**TASK OBJECTIVE**
Images are excluded; otherwise, output every record exactly.

(Entries with figure data)
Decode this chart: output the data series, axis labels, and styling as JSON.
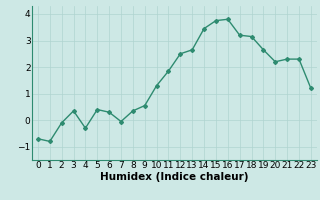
{
  "x": [
    0,
    1,
    2,
    3,
    4,
    5,
    6,
    7,
    8,
    9,
    10,
    11,
    12,
    13,
    14,
    15,
    16,
    17,
    18,
    19,
    20,
    21,
    22,
    23
  ],
  "y": [
    -0.7,
    -0.8,
    -0.1,
    0.35,
    -0.3,
    0.4,
    0.3,
    -0.05,
    0.35,
    0.55,
    1.3,
    1.85,
    2.5,
    2.65,
    3.45,
    3.75,
    3.8,
    3.2,
    3.15,
    2.65,
    2.2,
    2.3,
    2.3,
    1.2
  ],
  "line_color": "#2e8b70",
  "marker": "D",
  "marker_size": 2.0,
  "background_color": "#cde8e5",
  "grid_color": "#b0d4d0",
  "xlabel": "Humidex (Indice chaleur)",
  "xlabel_fontsize": 7.5,
  "ylabel": "",
  "title": "",
  "xlim": [
    -0.5,
    23.5
  ],
  "ylim": [
    -1.5,
    4.3
  ],
  "yticks": [
    -1,
    0,
    1,
    2,
    3,
    4
  ],
  "xtick_labels": [
    "0",
    "1",
    "2",
    "3",
    "4",
    "5",
    "6",
    "7",
    "8",
    "9",
    "10",
    "11",
    "12",
    "13",
    "14",
    "15",
    "16",
    "17",
    "18",
    "19",
    "20",
    "21",
    "22",
    "23"
  ],
  "tick_fontsize": 6.5,
  "linewidth": 1.0
}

**CORRECT OUTPUT**
Decode this chart: output the data series, axis labels, and styling as JSON.
{
  "x": [
    0,
    1,
    2,
    3,
    4,
    5,
    6,
    7,
    8,
    9,
    10,
    11,
    12,
    13,
    14,
    15,
    16,
    17,
    18,
    19,
    20,
    21,
    22,
    23
  ],
  "y": [
    -0.7,
    -0.8,
    -0.1,
    0.35,
    -0.3,
    0.4,
    0.3,
    -0.05,
    0.35,
    0.55,
    1.3,
    1.85,
    2.5,
    2.65,
    3.45,
    3.75,
    3.8,
    3.2,
    3.15,
    2.65,
    2.2,
    2.3,
    2.3,
    1.2
  ],
  "line_color": "#2e8b70",
  "marker": "D",
  "marker_size": 2.0,
  "background_color": "#cde8e5",
  "grid_color": "#b0d4d0",
  "xlabel": "Humidex (Indice chaleur)",
  "xlabel_fontsize": 7.5,
  "ylabel": "",
  "title": "",
  "xlim": [
    -0.5,
    23.5
  ],
  "ylim": [
    -1.5,
    4.3
  ],
  "yticks": [
    -1,
    0,
    1,
    2,
    3,
    4
  ],
  "xtick_labels": [
    "0",
    "1",
    "2",
    "3",
    "4",
    "5",
    "6",
    "7",
    "8",
    "9",
    "10",
    "11",
    "12",
    "13",
    "14",
    "15",
    "16",
    "17",
    "18",
    "19",
    "20",
    "21",
    "22",
    "23"
  ],
  "tick_fontsize": 6.5,
  "linewidth": 1.0
}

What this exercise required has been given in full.